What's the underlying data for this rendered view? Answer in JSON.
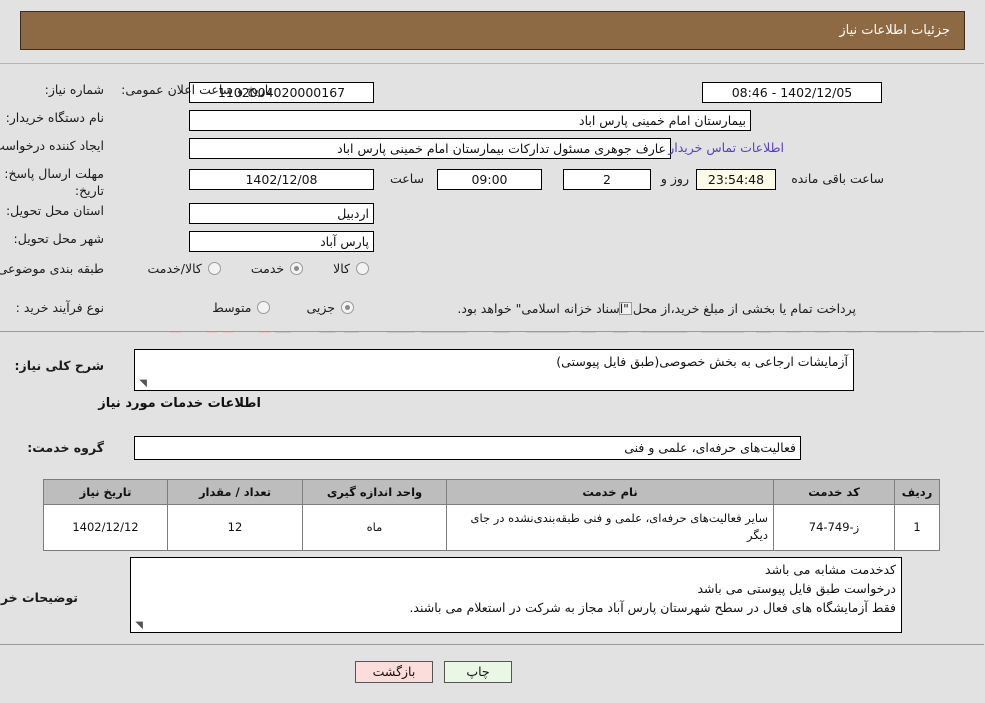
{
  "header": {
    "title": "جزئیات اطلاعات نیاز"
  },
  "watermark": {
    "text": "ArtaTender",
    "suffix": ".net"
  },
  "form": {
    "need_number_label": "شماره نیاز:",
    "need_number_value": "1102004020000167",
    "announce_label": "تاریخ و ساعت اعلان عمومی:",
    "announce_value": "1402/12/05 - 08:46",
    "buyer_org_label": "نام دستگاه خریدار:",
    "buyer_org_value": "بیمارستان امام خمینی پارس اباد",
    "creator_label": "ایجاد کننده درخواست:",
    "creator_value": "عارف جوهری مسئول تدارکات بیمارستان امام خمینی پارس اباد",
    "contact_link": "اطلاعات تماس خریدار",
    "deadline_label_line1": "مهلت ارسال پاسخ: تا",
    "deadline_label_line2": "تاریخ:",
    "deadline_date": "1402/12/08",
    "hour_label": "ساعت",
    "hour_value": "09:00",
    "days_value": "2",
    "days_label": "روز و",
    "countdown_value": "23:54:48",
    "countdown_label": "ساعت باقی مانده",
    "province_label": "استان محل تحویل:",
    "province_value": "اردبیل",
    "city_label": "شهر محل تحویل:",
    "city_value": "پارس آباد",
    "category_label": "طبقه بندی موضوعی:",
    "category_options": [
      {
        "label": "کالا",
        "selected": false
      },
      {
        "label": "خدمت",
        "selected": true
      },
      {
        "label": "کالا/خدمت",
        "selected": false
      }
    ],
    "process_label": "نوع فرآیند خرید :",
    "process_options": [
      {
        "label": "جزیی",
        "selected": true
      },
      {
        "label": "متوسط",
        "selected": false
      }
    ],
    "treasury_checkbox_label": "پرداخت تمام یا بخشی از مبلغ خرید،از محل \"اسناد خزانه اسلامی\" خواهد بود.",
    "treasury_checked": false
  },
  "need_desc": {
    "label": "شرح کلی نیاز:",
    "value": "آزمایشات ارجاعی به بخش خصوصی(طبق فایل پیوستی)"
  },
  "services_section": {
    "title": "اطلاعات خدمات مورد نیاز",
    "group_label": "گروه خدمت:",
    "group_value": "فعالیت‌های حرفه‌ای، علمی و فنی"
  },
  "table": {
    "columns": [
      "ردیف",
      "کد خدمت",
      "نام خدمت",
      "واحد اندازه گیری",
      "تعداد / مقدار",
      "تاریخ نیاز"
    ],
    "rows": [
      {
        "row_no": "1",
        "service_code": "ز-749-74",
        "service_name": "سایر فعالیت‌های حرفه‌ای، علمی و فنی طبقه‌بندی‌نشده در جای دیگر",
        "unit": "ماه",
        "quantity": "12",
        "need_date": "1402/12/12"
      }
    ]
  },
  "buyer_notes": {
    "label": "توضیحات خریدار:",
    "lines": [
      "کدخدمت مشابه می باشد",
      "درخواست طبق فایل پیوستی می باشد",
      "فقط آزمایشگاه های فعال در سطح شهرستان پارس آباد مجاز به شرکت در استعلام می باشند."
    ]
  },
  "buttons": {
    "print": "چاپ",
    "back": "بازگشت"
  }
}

◆ ◆ ◆

## Given exercise
Extract all the data above exactly, excluding every picture.

## Exercise response
What's the underlying data for this rendered view? Answer in JSON.
{
  "header": {
    "title": "جزئیات اطلاعات نیاز"
  },
  "watermark": {
    "text": "ArtaTender",
    "suffix": ".net"
  },
  "form": {
    "need_number_label": "شماره نیاز:",
    "need_number_value": "1102004020000167",
    "announce_label": "تاریخ و ساعت اعلان عمومی:",
    "announce_value": "1402/12/05 - 08:46",
    "buyer_org_label": "نام دستگاه خریدار:",
    "buyer_org_value": "بیمارستان امام خمینی پارس اباد",
    "creator_label": "ایجاد کننده درخواست:",
    "creator_value": "عارف جوهری مسئول تدارکات بیمارستان امام خمینی پارس اباد",
    "contact_link": "اطلاعات تماس خریدار",
    "deadline_label_line1": "مهلت ارسال پاسخ: تا",
    "deadline_label_line2": "تاریخ:",
    "deadline_date": "1402/12/08",
    "hour_label": "ساعت",
    "hour_value": "09:00",
    "days_value": "2",
    "days_label": "روز و",
    "countdown_value": "23:54:48",
    "countdown_label": "ساعت باقی مانده",
    "province_label": "استان محل تحویل:",
    "province_value": "اردبیل",
    "city_label": "شهر محل تحویل:",
    "city_value": "پارس آباد",
    "category_label": "طبقه بندی موضوعی:",
    "category_options": [
      {
        "label": "کالا",
        "selected": false
      },
      {
        "label": "خدمت",
        "selected": true
      },
      {
        "label": "کالا/خدمت",
        "selected": false
      }
    ],
    "process_label": "نوع فرآیند خرید :",
    "process_options": [
      {
        "label": "جزیی",
        "selected": true
      },
      {
        "label": "متوسط",
        "selected": false
      }
    ],
    "treasury_checkbox_label": "پرداخت تمام یا بخشی از مبلغ خرید،از محل \"اسناد خزانه اسلامی\" خواهد بود.",
    "treasury_checked": false
  },
  "need_desc": {
    "label": "شرح کلی نیاز:",
    "value": "آزمایشات ارجاعی به بخش خصوصی(طبق فایل پیوستی)"
  },
  "services_section": {
    "title": "اطلاعات خدمات مورد نیاز",
    "group_label": "گروه خدمت:",
    "group_value": "فعالیت‌های حرفه‌ای، علمی و فنی"
  },
  "table": {
    "columns": [
      "ردیف",
      "کد خدمت",
      "نام خدمت",
      "واحد اندازه گیری",
      "تعداد / مقدار",
      "تاریخ نیاز"
    ],
    "rows": [
      {
        "row_no": "1",
        "service_code": "ز-749-74",
        "service_name": "سایر فعالیت‌های حرفه‌ای، علمی و فنی طبقه‌بندی‌نشده در جای دیگر",
        "unit": "ماه",
        "quantity": "12",
        "need_date": "1402/12/12"
      }
    ]
  },
  "buyer_notes": {
    "label": "توضیحات خریدار:",
    "lines": [
      "کدخدمت مشابه می باشد",
      "درخواست طبق فایل پیوستی می باشد",
      "فقط آزمایشگاه های فعال در سطح شهرستان پارس آباد مجاز به شرکت در استعلام می باشند."
    ]
  },
  "buttons": {
    "print": "چاپ",
    "back": "بازگشت"
  }
}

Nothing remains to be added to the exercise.